Exercise requirements: Each line containing the word "avec" needs to be copied.
[Start Records provided]
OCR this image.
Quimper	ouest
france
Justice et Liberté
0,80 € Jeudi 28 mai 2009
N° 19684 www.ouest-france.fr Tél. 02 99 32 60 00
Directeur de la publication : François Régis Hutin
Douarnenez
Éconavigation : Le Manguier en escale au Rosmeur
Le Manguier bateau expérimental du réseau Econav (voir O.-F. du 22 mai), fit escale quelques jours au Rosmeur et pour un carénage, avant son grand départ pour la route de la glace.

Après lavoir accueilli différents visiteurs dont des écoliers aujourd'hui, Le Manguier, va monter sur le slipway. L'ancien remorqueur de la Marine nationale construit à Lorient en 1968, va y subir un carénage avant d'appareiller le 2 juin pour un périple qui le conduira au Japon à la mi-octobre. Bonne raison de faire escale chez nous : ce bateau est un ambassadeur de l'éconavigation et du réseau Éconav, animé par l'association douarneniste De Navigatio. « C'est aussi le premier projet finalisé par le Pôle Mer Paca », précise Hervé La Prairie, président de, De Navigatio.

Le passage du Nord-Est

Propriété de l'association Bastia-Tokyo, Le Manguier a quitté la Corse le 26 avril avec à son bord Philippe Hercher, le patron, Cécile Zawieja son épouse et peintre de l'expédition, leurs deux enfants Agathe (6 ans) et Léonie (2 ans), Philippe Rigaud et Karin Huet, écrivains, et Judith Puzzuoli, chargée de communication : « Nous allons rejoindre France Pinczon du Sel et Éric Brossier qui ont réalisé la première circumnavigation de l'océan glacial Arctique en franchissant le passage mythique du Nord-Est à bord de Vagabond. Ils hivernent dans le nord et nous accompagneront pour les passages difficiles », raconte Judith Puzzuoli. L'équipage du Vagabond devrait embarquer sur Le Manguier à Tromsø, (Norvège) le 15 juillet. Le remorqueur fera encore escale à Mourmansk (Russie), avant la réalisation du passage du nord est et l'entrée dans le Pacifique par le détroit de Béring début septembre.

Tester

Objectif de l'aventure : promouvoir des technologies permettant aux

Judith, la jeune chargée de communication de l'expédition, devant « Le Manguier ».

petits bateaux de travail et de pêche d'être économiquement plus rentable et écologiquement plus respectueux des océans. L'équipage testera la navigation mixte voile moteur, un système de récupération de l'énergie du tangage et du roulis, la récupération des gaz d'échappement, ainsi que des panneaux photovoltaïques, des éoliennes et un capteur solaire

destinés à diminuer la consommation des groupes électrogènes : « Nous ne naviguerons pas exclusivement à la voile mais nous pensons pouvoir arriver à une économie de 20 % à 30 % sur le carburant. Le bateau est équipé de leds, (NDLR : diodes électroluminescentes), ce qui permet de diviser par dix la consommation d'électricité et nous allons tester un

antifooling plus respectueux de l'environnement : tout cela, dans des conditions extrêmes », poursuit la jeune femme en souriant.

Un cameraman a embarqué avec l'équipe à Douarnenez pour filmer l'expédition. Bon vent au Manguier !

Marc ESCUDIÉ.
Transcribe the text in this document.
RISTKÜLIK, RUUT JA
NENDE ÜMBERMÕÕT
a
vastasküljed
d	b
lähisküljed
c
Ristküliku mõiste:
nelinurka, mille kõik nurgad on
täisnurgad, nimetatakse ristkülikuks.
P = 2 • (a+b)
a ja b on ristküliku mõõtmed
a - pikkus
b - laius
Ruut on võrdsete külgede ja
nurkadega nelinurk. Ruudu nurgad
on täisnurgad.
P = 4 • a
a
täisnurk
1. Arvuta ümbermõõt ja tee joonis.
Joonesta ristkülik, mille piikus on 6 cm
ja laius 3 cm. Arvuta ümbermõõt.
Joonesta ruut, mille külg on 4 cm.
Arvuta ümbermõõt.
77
[End Records provided]
Response to the exercise:
Propriété de l'association Bastia-Tokyo, Le Manguier a quitté la Corse le 26 avril avec à son bord Philippe Hercher, le patron, Cécile Zawieja son épouse et peintre de l'expédition, leurs deux enfants Agathe (6 ans) et Léonie (2 ans), Philippe Rigaud et Karin Huet, écrivains, et Judith Puzzuoli, chargée de communication : « Nous allons rejoindre France Pinczon du Sel et Éric Brossier qui ont réalisé la première circumnavigation de l'océan glacial Arctique en franchissant le passage mythique du Nord-Est à bord de Vagabond. Ils hivernent dans le nord et nous accompagneront pour les passages difficiles », raconte Judith Puzzuoli. L'équipage du Vagabond devrait embarquer sur Le Manguier à Tromsø, (Norvège) le 15 juillet. Le remorqueur fera encore escale à Mourmansk (Russie), avant la réalisation du passage du nord est et l'entrée dans le Pacifique par le détroit de Béring début septembre.
Un cameraman a embarqué avec l'équipe à Douarnenez pour filmer l'expédition. Bon vent au Manguier !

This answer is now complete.